**Exercise description:** Collect every line in the records below that contains the word "Thomas".

Dataset rows:

********

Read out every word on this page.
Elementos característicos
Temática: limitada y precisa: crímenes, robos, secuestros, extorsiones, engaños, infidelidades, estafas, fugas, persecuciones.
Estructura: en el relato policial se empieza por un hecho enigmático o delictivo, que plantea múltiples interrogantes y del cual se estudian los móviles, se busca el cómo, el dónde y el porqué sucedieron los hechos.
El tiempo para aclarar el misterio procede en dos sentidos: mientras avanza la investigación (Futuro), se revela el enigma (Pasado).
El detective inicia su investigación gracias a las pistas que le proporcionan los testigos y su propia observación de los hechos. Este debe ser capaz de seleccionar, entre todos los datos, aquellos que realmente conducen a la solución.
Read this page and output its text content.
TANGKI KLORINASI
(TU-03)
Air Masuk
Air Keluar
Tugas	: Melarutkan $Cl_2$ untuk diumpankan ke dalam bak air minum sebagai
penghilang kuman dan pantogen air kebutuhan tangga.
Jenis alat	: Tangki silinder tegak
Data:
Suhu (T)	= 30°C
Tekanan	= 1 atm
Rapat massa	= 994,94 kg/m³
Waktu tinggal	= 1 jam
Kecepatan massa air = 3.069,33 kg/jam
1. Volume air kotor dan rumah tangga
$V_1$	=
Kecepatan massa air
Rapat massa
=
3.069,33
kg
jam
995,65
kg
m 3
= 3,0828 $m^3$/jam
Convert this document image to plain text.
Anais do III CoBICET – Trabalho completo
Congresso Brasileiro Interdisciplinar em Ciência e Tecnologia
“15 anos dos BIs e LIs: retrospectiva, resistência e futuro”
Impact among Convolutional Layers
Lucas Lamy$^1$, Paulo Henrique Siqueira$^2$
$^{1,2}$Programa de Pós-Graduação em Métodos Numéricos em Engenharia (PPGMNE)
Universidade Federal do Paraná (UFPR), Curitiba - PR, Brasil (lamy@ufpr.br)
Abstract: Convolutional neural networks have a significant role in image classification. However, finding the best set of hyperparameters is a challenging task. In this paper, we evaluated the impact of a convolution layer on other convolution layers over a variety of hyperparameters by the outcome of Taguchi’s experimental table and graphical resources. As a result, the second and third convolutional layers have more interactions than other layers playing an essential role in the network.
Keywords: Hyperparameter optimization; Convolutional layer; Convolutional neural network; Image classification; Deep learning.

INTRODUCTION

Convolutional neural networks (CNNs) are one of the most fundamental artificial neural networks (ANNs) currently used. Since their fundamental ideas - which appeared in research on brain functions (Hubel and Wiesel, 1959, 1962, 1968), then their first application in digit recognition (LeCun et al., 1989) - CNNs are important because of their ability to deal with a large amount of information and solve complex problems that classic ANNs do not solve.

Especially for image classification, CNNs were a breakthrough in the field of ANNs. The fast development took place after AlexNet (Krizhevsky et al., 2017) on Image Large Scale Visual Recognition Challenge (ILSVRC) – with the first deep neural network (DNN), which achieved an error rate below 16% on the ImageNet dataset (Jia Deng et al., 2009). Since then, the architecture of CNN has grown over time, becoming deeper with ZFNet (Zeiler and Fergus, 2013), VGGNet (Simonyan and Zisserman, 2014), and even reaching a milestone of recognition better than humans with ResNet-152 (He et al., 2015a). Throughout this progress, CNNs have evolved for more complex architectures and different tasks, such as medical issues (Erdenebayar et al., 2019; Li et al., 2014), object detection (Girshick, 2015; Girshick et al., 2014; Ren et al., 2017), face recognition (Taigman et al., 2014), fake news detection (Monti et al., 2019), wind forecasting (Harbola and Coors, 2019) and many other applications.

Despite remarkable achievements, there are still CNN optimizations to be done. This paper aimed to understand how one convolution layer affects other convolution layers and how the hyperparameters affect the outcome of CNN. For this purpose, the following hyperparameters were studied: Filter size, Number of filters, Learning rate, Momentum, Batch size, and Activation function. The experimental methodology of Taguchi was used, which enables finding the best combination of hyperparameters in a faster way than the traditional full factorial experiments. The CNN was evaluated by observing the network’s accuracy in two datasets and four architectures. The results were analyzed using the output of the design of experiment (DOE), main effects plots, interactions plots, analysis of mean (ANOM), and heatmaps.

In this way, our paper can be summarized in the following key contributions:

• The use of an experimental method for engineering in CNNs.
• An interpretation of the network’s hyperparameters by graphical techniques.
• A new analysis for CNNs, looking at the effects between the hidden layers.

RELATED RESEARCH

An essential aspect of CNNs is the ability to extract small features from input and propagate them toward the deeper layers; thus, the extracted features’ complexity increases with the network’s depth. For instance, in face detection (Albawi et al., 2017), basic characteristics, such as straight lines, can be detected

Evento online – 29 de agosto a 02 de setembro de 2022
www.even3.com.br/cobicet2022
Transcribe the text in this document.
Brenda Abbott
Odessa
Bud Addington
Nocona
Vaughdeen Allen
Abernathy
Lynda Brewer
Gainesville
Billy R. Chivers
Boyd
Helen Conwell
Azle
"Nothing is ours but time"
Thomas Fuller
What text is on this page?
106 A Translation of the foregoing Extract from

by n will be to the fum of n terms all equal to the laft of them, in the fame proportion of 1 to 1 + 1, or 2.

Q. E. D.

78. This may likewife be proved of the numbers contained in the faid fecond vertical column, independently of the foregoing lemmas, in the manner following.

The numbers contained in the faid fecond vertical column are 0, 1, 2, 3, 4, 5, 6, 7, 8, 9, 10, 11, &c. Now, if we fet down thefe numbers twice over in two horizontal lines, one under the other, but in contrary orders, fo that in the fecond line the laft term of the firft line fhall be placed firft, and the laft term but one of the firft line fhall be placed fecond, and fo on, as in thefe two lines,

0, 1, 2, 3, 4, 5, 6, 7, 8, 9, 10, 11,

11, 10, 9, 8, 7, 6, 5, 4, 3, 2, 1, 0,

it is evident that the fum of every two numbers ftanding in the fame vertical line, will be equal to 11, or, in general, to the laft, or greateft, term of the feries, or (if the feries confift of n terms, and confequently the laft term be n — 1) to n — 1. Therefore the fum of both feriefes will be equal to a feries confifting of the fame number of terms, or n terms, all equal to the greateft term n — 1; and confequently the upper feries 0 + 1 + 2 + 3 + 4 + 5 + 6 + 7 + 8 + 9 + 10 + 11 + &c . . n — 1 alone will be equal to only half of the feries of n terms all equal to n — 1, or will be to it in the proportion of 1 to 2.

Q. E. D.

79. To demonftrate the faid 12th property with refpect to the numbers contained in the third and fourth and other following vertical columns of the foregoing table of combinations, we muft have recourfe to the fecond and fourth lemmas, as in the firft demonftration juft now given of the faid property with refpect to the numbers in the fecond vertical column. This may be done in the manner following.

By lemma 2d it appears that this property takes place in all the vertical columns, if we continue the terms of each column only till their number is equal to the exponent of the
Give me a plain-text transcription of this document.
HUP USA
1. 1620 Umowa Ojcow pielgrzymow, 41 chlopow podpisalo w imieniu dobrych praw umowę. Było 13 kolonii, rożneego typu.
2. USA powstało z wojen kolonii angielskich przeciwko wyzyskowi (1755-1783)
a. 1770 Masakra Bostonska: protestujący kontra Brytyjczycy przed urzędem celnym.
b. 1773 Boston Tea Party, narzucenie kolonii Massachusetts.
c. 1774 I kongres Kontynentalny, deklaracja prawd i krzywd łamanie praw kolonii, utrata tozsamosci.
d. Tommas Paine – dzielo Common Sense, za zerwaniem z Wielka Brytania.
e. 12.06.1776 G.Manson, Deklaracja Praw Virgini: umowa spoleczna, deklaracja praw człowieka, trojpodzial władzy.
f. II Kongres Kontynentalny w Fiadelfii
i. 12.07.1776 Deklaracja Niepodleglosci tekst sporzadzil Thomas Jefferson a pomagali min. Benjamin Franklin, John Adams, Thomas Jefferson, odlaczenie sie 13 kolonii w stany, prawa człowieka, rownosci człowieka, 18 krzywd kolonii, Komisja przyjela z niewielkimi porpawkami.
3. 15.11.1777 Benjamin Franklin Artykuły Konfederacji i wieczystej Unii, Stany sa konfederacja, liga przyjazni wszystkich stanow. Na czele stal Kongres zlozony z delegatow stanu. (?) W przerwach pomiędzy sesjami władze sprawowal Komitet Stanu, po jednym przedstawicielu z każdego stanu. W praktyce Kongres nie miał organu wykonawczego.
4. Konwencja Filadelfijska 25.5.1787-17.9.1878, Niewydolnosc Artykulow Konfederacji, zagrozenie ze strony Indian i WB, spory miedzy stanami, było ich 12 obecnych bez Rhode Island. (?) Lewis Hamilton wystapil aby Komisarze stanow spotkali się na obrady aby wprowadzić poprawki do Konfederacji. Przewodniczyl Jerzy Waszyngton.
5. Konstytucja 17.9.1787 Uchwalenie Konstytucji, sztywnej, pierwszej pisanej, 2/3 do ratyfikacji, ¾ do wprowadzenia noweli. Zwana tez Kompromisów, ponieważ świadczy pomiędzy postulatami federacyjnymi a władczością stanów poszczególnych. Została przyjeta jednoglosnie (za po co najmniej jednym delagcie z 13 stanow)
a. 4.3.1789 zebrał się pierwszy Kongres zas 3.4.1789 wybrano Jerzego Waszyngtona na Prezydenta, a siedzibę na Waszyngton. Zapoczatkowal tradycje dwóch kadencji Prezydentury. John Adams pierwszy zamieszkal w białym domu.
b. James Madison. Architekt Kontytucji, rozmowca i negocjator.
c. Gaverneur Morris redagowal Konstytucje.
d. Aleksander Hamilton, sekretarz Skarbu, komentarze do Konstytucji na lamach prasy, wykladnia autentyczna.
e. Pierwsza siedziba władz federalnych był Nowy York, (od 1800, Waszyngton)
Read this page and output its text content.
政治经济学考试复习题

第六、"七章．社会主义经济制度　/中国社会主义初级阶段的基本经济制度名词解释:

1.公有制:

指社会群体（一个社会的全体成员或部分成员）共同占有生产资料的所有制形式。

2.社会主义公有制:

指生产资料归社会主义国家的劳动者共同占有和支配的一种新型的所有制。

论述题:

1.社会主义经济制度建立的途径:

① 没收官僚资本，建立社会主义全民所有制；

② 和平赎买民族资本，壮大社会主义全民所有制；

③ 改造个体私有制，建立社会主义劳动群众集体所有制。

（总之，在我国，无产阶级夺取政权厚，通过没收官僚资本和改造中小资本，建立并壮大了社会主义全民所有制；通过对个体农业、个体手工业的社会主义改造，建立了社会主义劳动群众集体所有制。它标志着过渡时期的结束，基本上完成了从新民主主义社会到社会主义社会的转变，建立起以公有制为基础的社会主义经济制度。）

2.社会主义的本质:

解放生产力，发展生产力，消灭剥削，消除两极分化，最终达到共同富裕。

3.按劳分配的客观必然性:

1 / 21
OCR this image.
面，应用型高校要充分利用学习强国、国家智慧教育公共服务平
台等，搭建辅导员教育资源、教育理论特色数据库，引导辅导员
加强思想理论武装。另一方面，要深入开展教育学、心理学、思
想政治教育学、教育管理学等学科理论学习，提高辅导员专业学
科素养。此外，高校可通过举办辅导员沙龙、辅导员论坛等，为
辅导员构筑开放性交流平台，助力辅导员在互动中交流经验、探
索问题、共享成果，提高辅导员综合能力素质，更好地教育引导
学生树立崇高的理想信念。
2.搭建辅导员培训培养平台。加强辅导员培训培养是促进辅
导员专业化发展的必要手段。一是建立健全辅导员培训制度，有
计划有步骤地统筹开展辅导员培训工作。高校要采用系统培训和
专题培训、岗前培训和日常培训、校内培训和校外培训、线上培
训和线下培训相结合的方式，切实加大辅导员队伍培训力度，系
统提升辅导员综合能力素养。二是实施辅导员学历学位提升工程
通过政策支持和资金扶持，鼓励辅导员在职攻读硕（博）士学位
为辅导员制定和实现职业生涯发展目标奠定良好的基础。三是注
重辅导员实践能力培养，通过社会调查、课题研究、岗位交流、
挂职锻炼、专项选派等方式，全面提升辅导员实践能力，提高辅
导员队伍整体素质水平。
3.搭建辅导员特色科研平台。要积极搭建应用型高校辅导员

********

**The reply:**
Thomas Fuller
i. 12.07.1776 Deklaracja Niepodleglosci tekst sporzadzil Thomas Jefferson a pomagali min. Benjamin Franklin, John Adams, Thomas Jefferson, odlaczenie sie 13 kolonii w stany, prawa człowieka, rownosci człowieka, 18 krzywd kolonii, Komisja przyjela z niewielkimi porpawkami.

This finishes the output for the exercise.